SET TASK
Each record below must be returned exactly as shown.

[BEGIN DATA SUPPLIED]

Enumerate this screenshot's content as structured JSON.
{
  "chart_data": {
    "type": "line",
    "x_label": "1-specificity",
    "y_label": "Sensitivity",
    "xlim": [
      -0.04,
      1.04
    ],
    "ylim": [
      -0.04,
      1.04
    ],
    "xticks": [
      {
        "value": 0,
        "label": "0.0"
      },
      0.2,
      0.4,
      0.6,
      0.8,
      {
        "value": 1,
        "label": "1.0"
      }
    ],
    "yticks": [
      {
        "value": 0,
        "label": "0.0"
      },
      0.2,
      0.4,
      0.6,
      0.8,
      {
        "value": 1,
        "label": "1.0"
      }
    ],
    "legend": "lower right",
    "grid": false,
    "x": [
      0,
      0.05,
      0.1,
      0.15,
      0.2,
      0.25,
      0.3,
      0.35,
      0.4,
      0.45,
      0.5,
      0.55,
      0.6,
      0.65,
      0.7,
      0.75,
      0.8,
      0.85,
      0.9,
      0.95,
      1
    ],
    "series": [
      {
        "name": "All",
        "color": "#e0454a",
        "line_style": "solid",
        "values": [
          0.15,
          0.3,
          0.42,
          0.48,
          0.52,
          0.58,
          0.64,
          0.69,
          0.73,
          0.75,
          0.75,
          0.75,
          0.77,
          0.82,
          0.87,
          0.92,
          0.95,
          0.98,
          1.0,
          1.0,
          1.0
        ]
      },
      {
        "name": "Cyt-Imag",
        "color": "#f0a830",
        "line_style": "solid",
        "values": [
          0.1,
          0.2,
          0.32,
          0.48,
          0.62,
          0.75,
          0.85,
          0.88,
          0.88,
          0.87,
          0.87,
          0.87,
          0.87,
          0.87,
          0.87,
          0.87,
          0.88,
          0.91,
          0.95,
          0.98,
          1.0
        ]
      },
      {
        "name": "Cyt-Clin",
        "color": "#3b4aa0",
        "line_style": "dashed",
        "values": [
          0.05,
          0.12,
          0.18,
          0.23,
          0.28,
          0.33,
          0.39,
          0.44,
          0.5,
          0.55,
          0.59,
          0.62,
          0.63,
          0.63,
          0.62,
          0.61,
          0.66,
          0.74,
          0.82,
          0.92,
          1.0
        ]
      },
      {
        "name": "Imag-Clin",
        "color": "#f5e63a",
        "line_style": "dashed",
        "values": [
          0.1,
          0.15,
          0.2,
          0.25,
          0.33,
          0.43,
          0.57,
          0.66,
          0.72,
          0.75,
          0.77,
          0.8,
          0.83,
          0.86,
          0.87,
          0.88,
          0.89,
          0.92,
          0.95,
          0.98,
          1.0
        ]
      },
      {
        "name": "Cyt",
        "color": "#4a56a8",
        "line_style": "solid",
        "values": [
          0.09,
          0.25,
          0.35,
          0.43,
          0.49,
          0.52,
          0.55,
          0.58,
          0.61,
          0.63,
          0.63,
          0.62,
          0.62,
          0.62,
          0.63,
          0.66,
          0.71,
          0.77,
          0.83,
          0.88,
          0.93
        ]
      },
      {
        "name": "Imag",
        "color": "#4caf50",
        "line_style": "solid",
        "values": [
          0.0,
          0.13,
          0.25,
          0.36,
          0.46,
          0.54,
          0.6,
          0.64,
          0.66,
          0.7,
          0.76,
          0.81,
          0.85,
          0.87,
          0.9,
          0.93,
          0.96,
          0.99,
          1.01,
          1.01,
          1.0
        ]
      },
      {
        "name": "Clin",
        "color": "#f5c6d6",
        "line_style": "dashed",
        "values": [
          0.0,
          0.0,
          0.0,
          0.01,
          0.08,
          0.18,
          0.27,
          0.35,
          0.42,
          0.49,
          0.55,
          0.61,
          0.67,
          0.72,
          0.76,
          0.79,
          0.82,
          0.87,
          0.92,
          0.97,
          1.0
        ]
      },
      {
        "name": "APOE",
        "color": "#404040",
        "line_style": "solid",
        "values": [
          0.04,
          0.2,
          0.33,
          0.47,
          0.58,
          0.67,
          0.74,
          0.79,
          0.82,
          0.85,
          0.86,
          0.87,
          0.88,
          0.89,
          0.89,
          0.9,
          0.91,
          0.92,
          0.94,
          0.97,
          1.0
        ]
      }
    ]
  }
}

[END DATA SUPPLIED]

RESULT FOR THIS TASK
Enumerate this screenshot's content as structured JSON.
{
  "chart_data": {
    "type": "line",
    "x_label": "1-specificity",
    "y_label": "Sensitivity",
    "xlim": [
      -0.04,
      1.04
    ],
    "ylim": [
      -0.04,
      1.04
    ],
    "xticks": [
      {
        "value": 0,
        "label": "0.0"
      },
      0.2,
      0.4,
      0.6,
      0.8,
      {
        "value": 1,
        "label": "1.0"
      }
    ],
    "yticks": [
      {
        "value": 0,
        "label": "0.0"
      },
      0.2,
      0.4,
      0.6,
      0.8,
      {
        "value": 1,
        "label": "1.0"
      }
    ],
    "legend": "lower right",
    "grid": false,
    "x": [
      0,
      0.05,
      0.1,
      0.15,
      0.2,
      0.25,
      0.3,
      0.35,
      0.4,
      0.45,
      0.5,
      0.55,
      0.6,
      0.65,
      0.7,
      0.75,
      0.8,
      0.85,
      0.9,
      0.95,
      1
    ],
    "series": [
      {
        "name": "All",
        "color": "#e0454a",
        "line_style": "solid",
        "values": [
          0.15,
          0.3,
          0.42,
          0.48,
          0.52,
          0.58,
          0.64,
          0.69,
          0.73,
          0.75,
          0.75,
          0.75,
          0.77,
          0.82,
          0.87,
          0.92,
          0.95,
          0.98,
          1.0,
          1.0,
          1.0
        ]
      },
      {
        "name": "Cyt-Imag",
        "color": "#f0a830",
        "line_style": "solid",
        "values": [
          0.1,
          0.2,
          0.32,
          0.48,
          0.62,
          0.75,
          0.85,
          0.88,
          0.88,
          0.87,
          0.87,
          0.87,
          0.87,
          0.87,
          0.87,
          0.87,
          0.88,
          0.91,
          0.95,
          0.98,
          1.0
        ]
      },
      {
        "name": "Cyt-Clin",
        "color": "#3b4aa0",
        "line_style": "dashed",
        "values": [
          0.05,
          0.12,
          0.18,
          0.23,
          0.28,
          0.33,
          0.39,
          0.44,
          0.5,
          0.55,
          0.59,
          0.62,
          0.63,
          0.63,
          0.62,
          0.61,
          0.66,
          0.74,
          0.82,
          0.92,
          1.0
        ]
      },
      {
        "name": "Imag-Clin",
        "color": "#f5e63a",
        "line_style": "dashed",
        "values": [
          0.1,
          0.15,
          0.2,
          0.25,
          0.33,
          0.43,
          0.57,
          0.66,
          0.72,
          0.75,
          0.77,
          0.8,
          0.83,
          0.86,
          0.87,
          0.88,
          0.89,
          0.92,
          0.95,
          0.98,
          1.0
        ]
      },
      {
        "name": "Cyt",
        "color": "#4a56a8",
        "line_style": "solid",
        "values": [
          0.09,
          0.25,
          0.35,
          0.43,
          0.49,
          0.52,
          0.55,
          0.58,
          0.61,
          0.63,
          0.63,
          0.62,
          0.62,
          0.62,
          0.63,
          0.66,
          0.71,
          0.77,
          0.83,
          0.88,
          0.93
        ]
      },
      {
        "name": "Imag",
        "color": "#4caf50",
        "line_style": "solid",
        "values": [
          0.0,
          0.13,
          0.25,
          0.36,
          0.46,
          0.54,
          0.6,
          0.64,
          0.66,
          0.7,
          0.76,
          0.81,
          0.85,
          0.87,
          0.9,
          0.93,
          0.96,
          0.99,
          1.01,
          1.01,
          1.0
        ]
      },
      {
        "name": "Clin",
        "color": "#f5c6d6",
        "line_style": "dashed",
        "values": [
          0.0,
          0.0,
          0.0,
          0.01,
          0.08,
          0.18,
          0.27,
          0.35,
          0.42,
          0.49,
          0.55,
          0.61,
          0.67,
          0.72,
          0.76,
          0.79,
          0.82,
          0.87,
          0.92,
          0.97,
          1.0
        ]
      },
      {
        "name": "APOE",
        "color": "#404040",
        "line_style": "solid",
        "values": [
          0.04,
          0.2,
          0.33,
          0.47,
          0.58,
          0.67,
          0.74,
          0.79,
          0.82,
          0.85,
          0.86,
          0.87,
          0.88,
          0.89,
          0.89,
          0.9,
          0.91,
          0.92,
          0.94,
          0.97,
          1.0
        ]
      }
    ]
  }
}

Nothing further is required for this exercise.